==== Dataset records
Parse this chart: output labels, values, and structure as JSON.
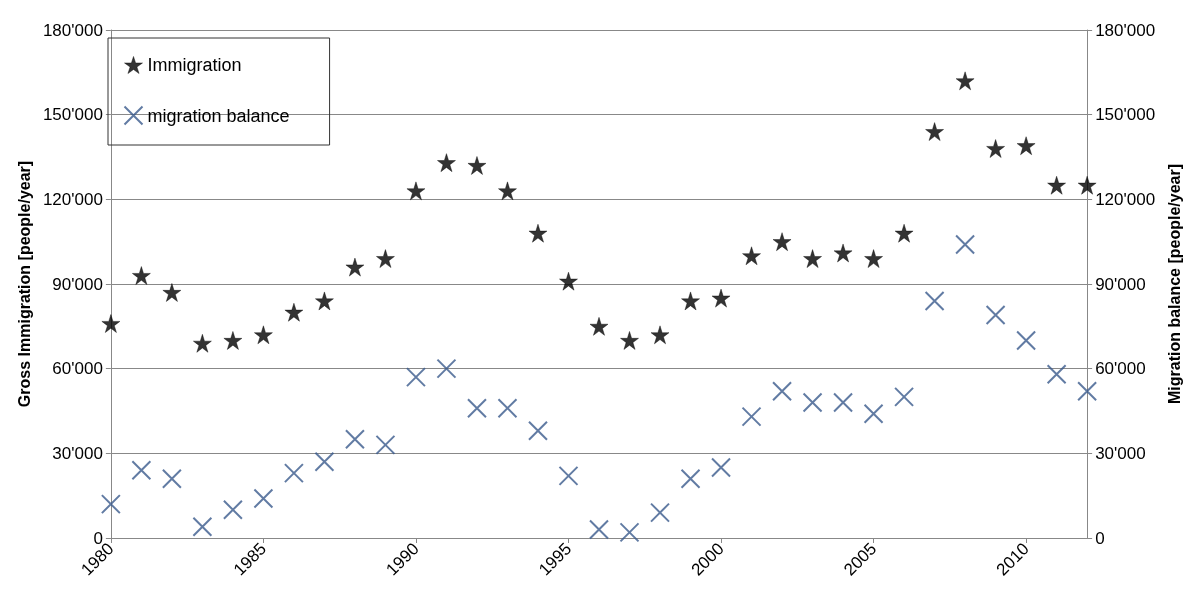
{
  "chart_data": {
    "type": "scatter",
    "ylabel": "Gross Immigration [people/year]",
    "y2label": "Migration balance [people/year]",
    "x": [
      1980,
      1981,
      1982,
      1983,
      1984,
      1985,
      1986,
      1987,
      1988,
      1989,
      1990,
      1991,
      1992,
      1993,
      1994,
      1995,
      1996,
      1997,
      1998,
      1999,
      2000,
      2001,
      2002,
      2003,
      2004,
      2005,
      2006,
      2007,
      2008,
      2009,
      2010,
      2011,
      2012
    ],
    "series": [
      {
        "name": "Immigration",
        "color": "#000000",
        "marker": "star",
        "values": [
          76000,
          93000,
          87000,
          69000,
          70000,
          72000,
          80000,
          84000,
          96000,
          99000,
          123000,
          133000,
          132000,
          123000,
          108000,
          91000,
          75000,
          70000,
          72000,
          84000,
          85000,
          100000,
          105000,
          99000,
          101000,
          99000,
          108000,
          144000,
          162000,
          138000,
          139000,
          125000,
          125000
        ]
      },
      {
        "name": "migration balance",
        "color": "#3a5a8c",
        "marker": "cross",
        "axis": "y2",
        "values": [
          12000,
          24000,
          21000,
          4000,
          10000,
          14000,
          23000,
          27000,
          35000,
          33000,
          57000,
          60000,
          46000,
          46000,
          38000,
          22000,
          3000,
          2000,
          9000,
          21000,
          25000,
          43000,
          52000,
          48000,
          48000,
          44000,
          50000,
          84000,
          104000,
          79000,
          70000,
          58000,
          52000
        ]
      }
    ],
    "xlim": [
      1980,
      2012
    ],
    "xticks": [
      1980,
      1985,
      1990,
      1995,
      2000,
      2005,
      2010
    ],
    "ylim": [
      0,
      180000
    ],
    "yticks": [
      0,
      {
        "value": 30000,
        "label": "30'000"
      },
      {
        "value": 60000,
        "label": "60'000"
      },
      {
        "value": 90000,
        "label": "90'000"
      },
      {
        "value": 120000,
        "label": "120'000"
      },
      {
        "value": 150000,
        "label": "150'000"
      },
      {
        "value": 180000,
        "label": "180'000"
      }
    ],
    "y2lim": [
      0,
      180000
    ],
    "y2ticks": [
      0,
      {
        "value": 30000,
        "label": "30'000"
      },
      {
        "value": 60000,
        "label": "60'000"
      },
      {
        "value": 90000,
        "label": "90'000"
      },
      {
        "value": 120000,
        "label": "120'000"
      },
      {
        "value": 150000,
        "label": "150'000"
      },
      {
        "value": 180000,
        "label": "180'000"
      }
    ],
    "grid": "y",
    "legend": "top left"
  }
}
========
#### Prompt
Reproduce each record above by retyping it exactly; omit all images.

#### Answer below
Parse this chart: output labels, values, and structure as JSON.
{
  "chart_data": {
    "type": "scatter",
    "ylabel": "Gross Immigration [people/year]",
    "y2label": "Migration balance [people/year]",
    "x": [
      1980,
      1981,
      1982,
      1983,
      1984,
      1985,
      1986,
      1987,
      1988,
      1989,
      1990,
      1991,
      1992,
      1993,
      1994,
      1995,
      1996,
      1997,
      1998,
      1999,
      2000,
      2001,
      2002,
      2003,
      2004,
      2005,
      2006,
      2007,
      2008,
      2009,
      2010,
      2011,
      2012
    ],
    "series": [
      {
        "name": "Immigration",
        "color": "#000000",
        "marker": "star",
        "values": [
          76000,
          93000,
          87000,
          69000,
          70000,
          72000,
          80000,
          84000,
          96000,
          99000,
          123000,
          133000,
          132000,
          123000,
          108000,
          91000,
          75000,
          70000,
          72000,
          84000,
          85000,
          100000,
          105000,
          99000,
          101000,
          99000,
          108000,
          144000,
          162000,
          138000,
          139000,
          125000,
          125000
        ]
      },
      {
        "name": "migration balance",
        "color": "#3a5a8c",
        "marker": "cross",
        "axis": "y2",
        "values": [
          12000,
          24000,
          21000,
          4000,
          10000,
          14000,
          23000,
          27000,
          35000,
          33000,
          57000,
          60000,
          46000,
          46000,
          38000,
          22000,
          3000,
          2000,
          9000,
          21000,
          25000,
          43000,
          52000,
          48000,
          48000,
          44000,
          50000,
          84000,
          104000,
          79000,
          70000,
          58000,
          52000
        ]
      }
    ],
    "xlim": [
      1980,
      2012
    ],
    "xticks": [
      1980,
      1985,
      1990,
      1995,
      2000,
      2005,
      2010
    ],
    "ylim": [
      0,
      180000
    ],
    "yticks": [
      0,
      {
        "value": 30000,
        "label": "30'000"
      },
      {
        "value": 60000,
        "label": "60'000"
      },
      {
        "value": 90000,
        "label": "90'000"
      },
      {
        "value": 120000,
        "label": "120'000"
      },
      {
        "value": 150000,
        "label": "150'000"
      },
      {
        "value": 180000,
        "label": "180'000"
      }
    ],
    "y2lim": [
      0,
      180000
    ],
    "y2ticks": [
      0,
      {
        "value": 30000,
        "label": "30'000"
      },
      {
        "value": 60000,
        "label": "60'000"
      },
      {
        "value": 90000,
        "label": "90'000"
      },
      {
        "value": 120000,
        "label": "120'000"
      },
      {
        "value": 150000,
        "label": "150'000"
      },
      {
        "value": 180000,
        "label": "180'000"
      }
    ],
    "grid": "y",
    "legend": "top left"
  }
}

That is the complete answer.